DIRECTIONS FOR THIS TASK -> Find the lines of data that contain the string "February", then list them.

RECORDS FOR THIS TASK ->
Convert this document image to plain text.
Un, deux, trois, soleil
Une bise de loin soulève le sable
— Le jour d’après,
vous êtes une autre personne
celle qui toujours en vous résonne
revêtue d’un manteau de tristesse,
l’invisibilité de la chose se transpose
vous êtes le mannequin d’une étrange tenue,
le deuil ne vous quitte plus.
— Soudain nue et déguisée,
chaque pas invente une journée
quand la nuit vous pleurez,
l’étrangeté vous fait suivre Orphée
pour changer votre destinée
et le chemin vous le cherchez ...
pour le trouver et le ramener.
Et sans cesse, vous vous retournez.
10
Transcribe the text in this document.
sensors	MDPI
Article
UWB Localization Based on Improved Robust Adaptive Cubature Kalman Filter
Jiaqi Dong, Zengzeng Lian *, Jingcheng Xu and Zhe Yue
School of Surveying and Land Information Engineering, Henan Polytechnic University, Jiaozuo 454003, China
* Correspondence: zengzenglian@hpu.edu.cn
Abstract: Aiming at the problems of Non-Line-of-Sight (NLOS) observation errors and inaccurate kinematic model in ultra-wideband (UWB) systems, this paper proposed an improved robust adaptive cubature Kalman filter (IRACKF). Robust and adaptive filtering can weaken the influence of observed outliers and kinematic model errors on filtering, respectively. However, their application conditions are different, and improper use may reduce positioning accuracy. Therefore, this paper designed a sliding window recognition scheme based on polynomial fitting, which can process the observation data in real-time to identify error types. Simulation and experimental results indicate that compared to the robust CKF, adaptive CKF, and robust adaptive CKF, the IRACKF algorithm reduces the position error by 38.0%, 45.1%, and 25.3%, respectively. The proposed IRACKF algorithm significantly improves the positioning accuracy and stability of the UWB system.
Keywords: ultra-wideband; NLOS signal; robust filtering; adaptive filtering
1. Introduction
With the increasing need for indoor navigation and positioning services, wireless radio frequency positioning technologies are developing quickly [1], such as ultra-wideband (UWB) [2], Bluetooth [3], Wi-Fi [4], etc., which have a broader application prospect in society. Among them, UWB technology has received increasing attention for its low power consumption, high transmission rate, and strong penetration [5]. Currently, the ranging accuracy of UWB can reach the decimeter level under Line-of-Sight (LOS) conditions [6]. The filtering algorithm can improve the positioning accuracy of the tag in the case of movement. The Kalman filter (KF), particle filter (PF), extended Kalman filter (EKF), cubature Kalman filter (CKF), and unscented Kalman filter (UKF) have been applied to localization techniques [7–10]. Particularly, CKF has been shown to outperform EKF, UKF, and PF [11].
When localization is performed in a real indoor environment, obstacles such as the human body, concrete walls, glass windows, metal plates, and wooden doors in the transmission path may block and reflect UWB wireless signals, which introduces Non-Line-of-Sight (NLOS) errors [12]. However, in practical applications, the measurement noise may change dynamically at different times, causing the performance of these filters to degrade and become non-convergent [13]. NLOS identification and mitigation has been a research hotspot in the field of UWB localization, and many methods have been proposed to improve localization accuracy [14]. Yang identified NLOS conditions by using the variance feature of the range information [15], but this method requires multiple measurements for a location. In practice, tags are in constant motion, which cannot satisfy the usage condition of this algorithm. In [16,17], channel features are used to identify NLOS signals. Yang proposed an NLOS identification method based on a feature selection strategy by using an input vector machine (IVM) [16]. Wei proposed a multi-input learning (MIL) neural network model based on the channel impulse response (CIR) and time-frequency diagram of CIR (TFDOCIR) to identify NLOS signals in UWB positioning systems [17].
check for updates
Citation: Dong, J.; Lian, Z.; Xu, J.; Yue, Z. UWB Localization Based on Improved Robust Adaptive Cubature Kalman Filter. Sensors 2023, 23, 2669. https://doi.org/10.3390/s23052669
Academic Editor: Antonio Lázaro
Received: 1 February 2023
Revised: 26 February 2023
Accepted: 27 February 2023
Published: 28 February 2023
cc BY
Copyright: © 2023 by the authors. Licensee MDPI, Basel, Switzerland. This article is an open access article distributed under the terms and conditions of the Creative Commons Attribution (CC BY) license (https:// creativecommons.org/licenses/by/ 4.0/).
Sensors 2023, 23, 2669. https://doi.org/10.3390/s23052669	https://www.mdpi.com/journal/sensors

SOLUTION FOR THIS PROBLEM ->
Received: 1 February 2023
Revised: 26 February 2023
Accepted: 27 February 2023
Published: 28 February 2023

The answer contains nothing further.